(Stored data)
● ● ● ●
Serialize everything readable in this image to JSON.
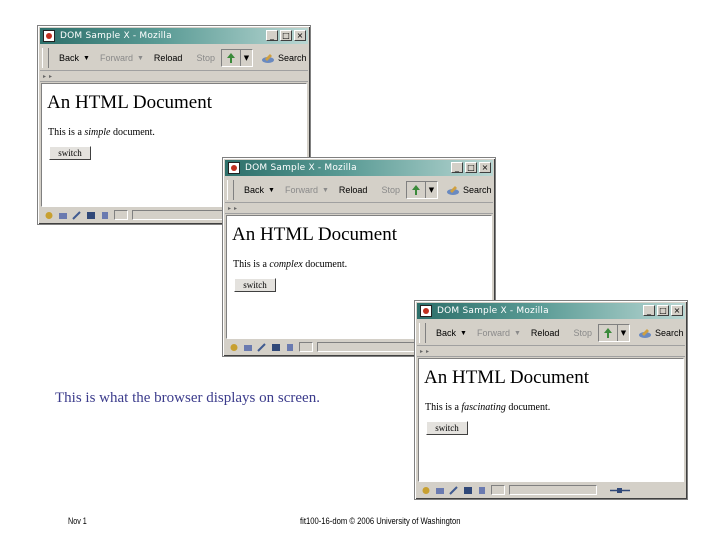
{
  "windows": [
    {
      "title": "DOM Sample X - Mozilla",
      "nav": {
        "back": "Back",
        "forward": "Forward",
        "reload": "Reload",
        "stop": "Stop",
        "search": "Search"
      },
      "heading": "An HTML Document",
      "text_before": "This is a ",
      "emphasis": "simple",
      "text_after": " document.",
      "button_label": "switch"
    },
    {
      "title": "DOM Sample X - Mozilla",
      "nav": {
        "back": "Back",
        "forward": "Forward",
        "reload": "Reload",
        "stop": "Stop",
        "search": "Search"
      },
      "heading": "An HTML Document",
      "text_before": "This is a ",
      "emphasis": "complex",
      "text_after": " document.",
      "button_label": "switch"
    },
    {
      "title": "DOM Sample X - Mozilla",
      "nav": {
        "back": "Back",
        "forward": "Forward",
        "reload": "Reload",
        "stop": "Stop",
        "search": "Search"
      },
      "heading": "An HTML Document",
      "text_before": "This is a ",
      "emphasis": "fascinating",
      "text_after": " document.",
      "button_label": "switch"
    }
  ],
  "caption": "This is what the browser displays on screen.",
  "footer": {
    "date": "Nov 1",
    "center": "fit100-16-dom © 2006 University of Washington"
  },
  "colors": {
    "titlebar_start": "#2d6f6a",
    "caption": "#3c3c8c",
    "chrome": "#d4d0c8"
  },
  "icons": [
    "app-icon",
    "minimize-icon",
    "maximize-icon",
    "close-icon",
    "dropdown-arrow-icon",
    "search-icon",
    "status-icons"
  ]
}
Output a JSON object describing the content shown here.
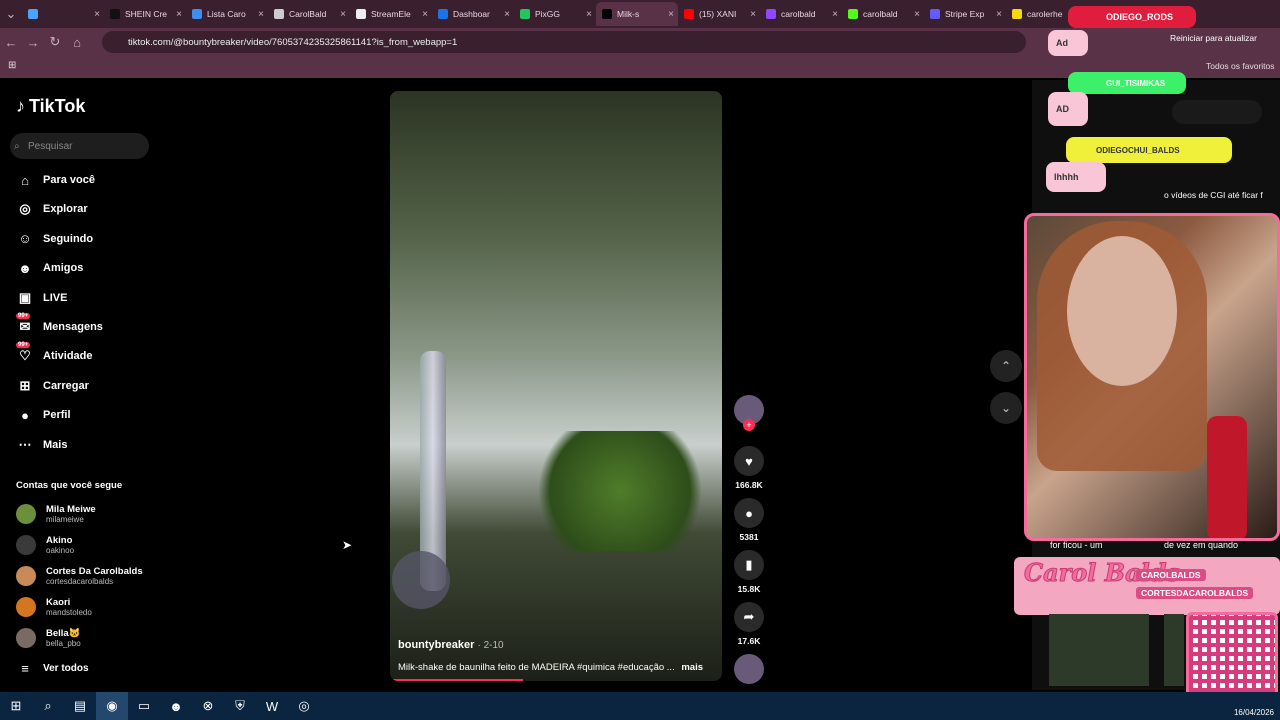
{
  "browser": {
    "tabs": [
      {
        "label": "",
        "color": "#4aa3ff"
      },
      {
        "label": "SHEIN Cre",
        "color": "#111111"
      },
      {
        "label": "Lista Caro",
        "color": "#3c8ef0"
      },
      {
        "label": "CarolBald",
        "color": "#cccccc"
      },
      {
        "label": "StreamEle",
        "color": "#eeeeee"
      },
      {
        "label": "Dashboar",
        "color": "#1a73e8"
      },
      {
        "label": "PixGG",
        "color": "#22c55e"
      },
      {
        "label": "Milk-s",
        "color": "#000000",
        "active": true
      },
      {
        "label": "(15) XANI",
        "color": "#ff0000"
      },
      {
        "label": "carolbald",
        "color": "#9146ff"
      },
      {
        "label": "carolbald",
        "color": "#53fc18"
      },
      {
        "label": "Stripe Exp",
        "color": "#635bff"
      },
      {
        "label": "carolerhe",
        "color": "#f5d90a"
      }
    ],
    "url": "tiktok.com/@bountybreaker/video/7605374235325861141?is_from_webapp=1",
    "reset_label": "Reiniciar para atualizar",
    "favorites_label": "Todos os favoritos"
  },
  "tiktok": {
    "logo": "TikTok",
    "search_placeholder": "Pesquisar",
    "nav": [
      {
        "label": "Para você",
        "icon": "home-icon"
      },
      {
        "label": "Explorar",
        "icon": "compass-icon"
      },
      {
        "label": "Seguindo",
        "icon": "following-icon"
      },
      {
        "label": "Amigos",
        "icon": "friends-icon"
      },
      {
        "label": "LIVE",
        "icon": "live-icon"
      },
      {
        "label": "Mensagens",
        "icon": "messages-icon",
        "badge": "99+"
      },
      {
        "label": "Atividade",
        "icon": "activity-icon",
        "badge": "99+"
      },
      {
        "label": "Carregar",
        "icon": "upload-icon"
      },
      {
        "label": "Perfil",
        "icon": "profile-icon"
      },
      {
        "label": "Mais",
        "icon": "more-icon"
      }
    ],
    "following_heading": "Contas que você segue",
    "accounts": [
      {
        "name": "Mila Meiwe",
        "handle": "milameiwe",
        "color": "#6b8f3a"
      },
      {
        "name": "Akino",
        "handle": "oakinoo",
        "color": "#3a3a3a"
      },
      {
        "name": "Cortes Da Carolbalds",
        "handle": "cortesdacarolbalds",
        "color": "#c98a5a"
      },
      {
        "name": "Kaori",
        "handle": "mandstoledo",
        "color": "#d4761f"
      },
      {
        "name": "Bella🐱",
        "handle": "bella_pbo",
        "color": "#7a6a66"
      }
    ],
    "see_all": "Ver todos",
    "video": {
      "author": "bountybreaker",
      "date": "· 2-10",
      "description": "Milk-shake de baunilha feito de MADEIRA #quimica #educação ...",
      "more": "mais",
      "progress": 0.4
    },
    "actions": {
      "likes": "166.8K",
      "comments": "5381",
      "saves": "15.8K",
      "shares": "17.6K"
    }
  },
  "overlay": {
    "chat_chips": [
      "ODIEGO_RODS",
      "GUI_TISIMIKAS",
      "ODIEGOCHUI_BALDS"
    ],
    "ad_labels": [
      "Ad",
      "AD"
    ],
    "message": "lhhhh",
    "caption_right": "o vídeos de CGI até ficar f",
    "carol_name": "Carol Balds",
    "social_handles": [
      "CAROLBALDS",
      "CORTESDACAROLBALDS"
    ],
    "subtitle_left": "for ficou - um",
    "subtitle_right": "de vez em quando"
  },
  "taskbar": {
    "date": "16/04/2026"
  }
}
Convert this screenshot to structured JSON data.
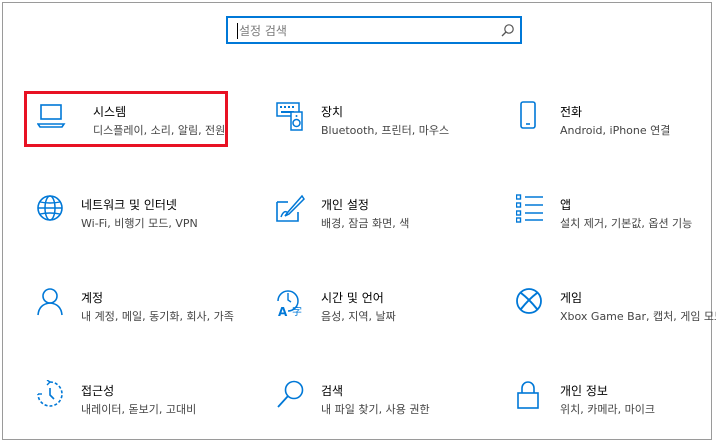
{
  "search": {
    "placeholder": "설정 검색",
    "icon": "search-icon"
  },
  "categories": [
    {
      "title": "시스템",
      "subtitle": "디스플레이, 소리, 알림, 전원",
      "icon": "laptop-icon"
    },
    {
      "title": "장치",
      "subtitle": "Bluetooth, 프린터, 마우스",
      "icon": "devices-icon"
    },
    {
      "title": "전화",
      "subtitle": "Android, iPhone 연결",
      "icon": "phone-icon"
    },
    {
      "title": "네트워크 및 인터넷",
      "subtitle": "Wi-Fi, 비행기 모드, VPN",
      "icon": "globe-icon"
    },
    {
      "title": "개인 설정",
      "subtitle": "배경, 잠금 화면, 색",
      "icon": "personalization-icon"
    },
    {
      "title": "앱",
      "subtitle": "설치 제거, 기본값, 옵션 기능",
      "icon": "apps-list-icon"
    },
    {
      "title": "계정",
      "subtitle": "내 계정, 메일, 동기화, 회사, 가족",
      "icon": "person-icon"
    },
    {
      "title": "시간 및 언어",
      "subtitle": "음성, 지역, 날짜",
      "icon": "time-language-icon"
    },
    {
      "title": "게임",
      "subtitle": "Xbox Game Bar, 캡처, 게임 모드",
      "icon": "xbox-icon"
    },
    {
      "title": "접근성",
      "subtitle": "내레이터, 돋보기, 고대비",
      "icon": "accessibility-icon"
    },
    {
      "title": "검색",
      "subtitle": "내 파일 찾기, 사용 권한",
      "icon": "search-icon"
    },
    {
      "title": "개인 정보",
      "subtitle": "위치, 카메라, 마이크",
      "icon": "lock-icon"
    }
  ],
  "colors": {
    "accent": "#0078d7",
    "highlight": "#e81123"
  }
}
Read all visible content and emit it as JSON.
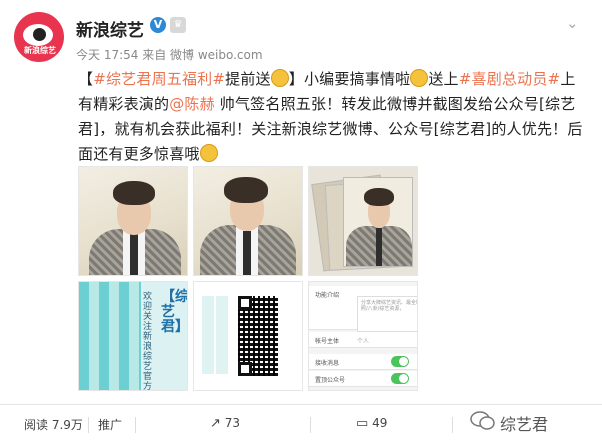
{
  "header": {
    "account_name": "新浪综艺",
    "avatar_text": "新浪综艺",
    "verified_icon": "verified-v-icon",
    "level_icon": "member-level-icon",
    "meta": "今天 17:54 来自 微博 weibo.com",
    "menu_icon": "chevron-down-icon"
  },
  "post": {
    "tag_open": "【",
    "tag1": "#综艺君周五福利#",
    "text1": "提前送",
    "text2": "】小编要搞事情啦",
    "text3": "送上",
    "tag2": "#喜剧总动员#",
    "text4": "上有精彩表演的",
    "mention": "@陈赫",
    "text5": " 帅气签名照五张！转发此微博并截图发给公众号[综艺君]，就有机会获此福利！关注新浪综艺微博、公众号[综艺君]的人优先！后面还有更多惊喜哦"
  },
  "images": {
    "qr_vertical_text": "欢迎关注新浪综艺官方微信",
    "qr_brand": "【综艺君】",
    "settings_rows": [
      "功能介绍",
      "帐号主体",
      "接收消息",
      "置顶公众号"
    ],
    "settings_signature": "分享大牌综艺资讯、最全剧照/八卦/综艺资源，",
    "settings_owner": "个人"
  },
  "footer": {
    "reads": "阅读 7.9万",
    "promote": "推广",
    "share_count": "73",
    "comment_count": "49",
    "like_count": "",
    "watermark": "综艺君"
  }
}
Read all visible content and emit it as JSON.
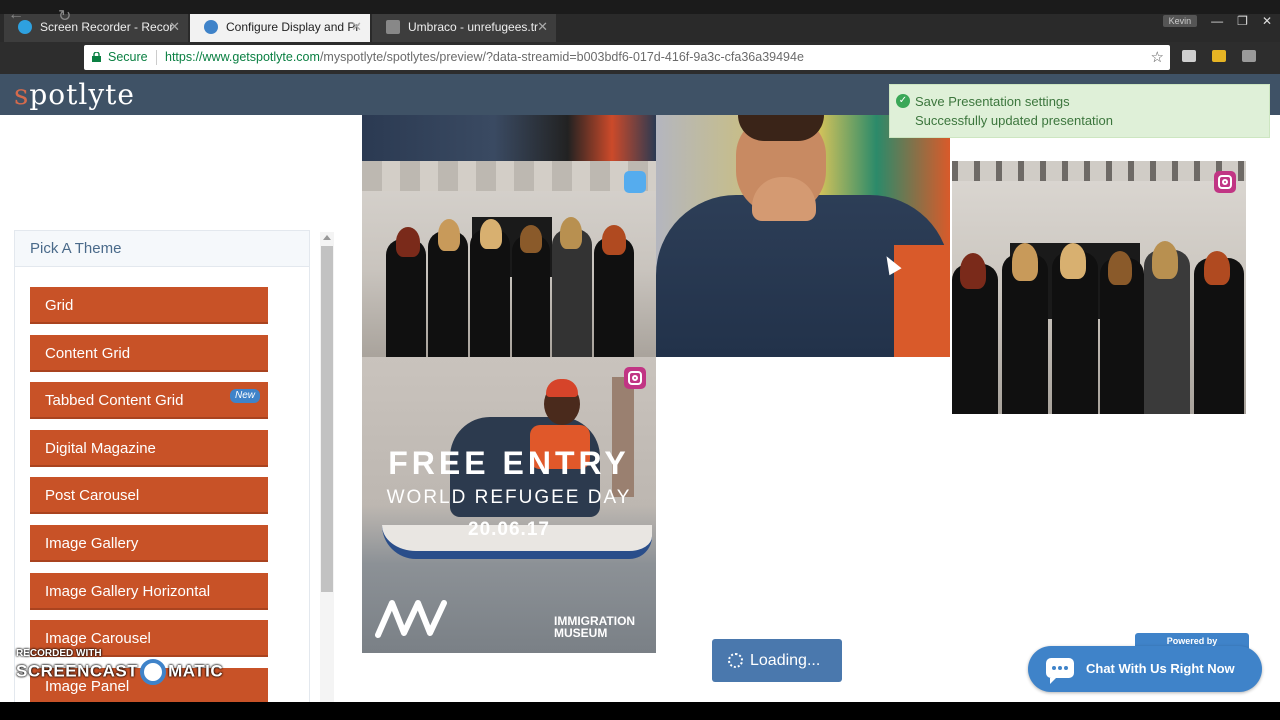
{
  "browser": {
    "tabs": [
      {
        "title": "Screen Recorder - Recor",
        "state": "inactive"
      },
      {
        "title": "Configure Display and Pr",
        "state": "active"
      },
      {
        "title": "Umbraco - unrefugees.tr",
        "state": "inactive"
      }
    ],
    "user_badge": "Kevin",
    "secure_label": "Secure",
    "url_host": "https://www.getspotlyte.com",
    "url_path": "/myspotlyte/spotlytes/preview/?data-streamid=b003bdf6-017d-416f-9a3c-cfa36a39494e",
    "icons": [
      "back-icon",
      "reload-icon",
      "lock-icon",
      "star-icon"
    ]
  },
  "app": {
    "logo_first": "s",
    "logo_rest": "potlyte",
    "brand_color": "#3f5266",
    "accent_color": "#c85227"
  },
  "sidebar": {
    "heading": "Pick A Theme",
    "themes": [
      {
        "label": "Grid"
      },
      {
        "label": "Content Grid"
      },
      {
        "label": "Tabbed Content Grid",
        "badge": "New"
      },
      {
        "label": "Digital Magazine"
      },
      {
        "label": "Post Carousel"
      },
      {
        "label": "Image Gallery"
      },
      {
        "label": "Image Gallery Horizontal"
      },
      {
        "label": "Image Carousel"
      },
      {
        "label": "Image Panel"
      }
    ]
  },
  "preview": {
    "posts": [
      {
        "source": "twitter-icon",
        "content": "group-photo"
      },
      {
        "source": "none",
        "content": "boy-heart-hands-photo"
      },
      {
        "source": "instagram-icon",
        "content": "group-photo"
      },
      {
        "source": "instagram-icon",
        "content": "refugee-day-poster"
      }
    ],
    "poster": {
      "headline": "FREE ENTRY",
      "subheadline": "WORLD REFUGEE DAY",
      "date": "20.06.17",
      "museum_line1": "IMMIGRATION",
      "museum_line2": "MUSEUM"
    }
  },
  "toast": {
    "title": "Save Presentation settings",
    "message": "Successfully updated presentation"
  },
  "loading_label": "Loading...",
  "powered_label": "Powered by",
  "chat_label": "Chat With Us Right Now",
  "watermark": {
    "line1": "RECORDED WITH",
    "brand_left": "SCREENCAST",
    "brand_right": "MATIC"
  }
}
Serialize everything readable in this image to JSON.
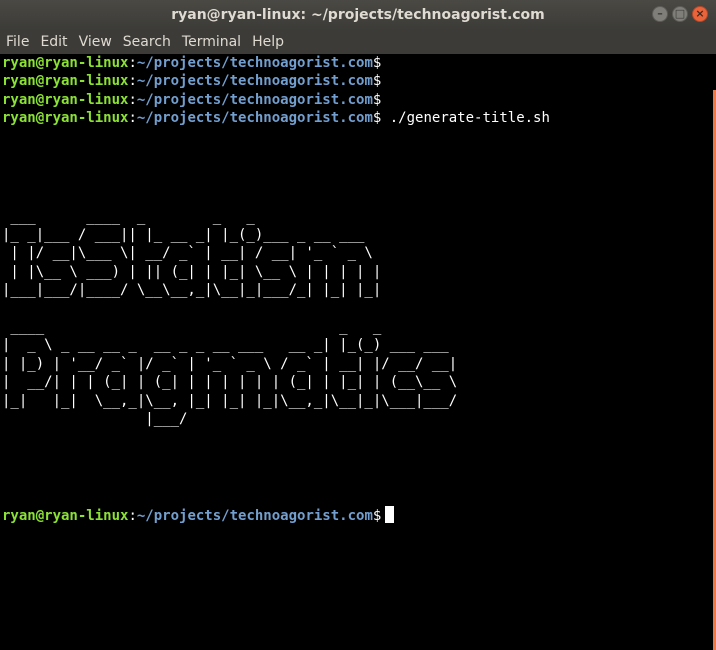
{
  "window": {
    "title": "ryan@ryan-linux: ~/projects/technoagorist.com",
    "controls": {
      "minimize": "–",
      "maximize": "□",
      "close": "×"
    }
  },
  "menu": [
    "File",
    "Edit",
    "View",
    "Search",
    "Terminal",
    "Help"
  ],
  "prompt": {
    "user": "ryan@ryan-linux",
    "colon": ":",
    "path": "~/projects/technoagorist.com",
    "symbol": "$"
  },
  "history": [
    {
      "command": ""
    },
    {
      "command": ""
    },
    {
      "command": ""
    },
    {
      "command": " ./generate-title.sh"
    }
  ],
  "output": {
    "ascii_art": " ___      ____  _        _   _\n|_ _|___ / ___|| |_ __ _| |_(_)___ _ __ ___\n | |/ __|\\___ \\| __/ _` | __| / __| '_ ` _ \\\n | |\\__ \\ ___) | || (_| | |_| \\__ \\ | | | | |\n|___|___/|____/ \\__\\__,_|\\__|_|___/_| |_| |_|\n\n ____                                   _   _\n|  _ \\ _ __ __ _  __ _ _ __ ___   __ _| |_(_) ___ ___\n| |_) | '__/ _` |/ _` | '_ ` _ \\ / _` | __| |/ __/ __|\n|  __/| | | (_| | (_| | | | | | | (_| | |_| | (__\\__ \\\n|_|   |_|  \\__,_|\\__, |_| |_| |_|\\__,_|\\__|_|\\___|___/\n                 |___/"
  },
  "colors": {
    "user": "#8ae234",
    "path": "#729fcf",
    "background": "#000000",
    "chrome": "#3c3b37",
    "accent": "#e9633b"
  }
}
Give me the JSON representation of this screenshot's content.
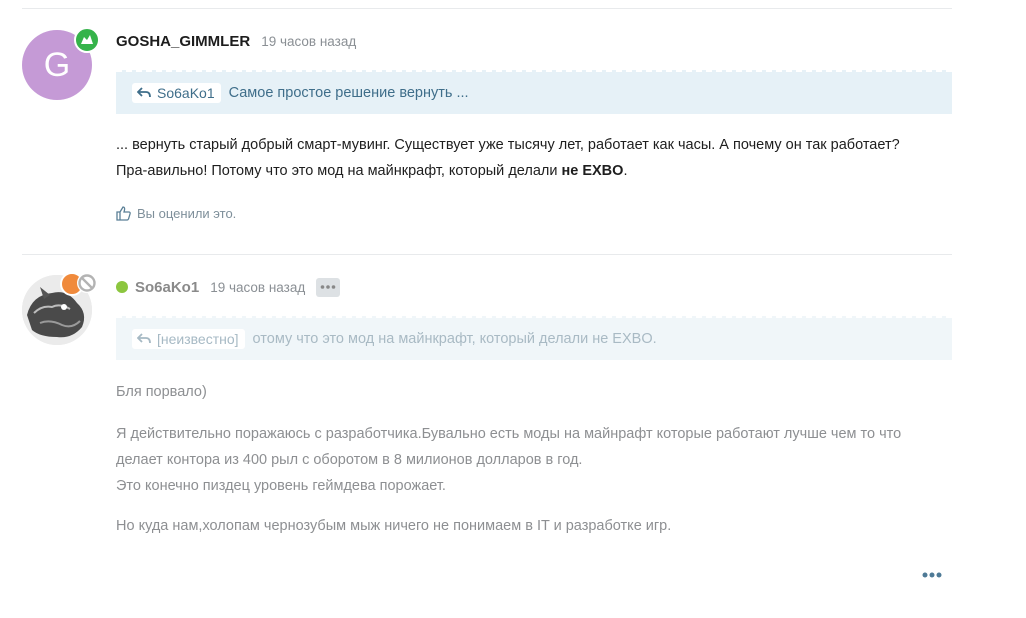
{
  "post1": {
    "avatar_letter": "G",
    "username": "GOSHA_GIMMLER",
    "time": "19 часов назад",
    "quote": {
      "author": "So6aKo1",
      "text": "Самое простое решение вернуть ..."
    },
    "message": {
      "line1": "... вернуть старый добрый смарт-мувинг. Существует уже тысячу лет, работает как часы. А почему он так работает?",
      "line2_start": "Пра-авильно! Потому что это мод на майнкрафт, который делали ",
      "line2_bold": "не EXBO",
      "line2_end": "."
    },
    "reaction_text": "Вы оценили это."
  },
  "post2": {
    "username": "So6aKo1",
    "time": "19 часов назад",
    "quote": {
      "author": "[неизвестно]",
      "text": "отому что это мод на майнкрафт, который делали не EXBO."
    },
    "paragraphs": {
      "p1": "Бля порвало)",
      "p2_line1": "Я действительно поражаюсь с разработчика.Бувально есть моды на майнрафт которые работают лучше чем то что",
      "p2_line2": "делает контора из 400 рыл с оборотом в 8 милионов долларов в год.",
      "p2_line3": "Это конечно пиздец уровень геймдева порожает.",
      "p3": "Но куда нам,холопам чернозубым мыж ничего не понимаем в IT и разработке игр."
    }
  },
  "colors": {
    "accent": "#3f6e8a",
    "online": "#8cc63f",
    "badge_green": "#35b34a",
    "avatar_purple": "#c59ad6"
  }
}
● ● ● ●
Short problem ▸
Report the number of lines in the listing that include the string "screenshot"; give nothing but the number.

Answer to this problem ▸
2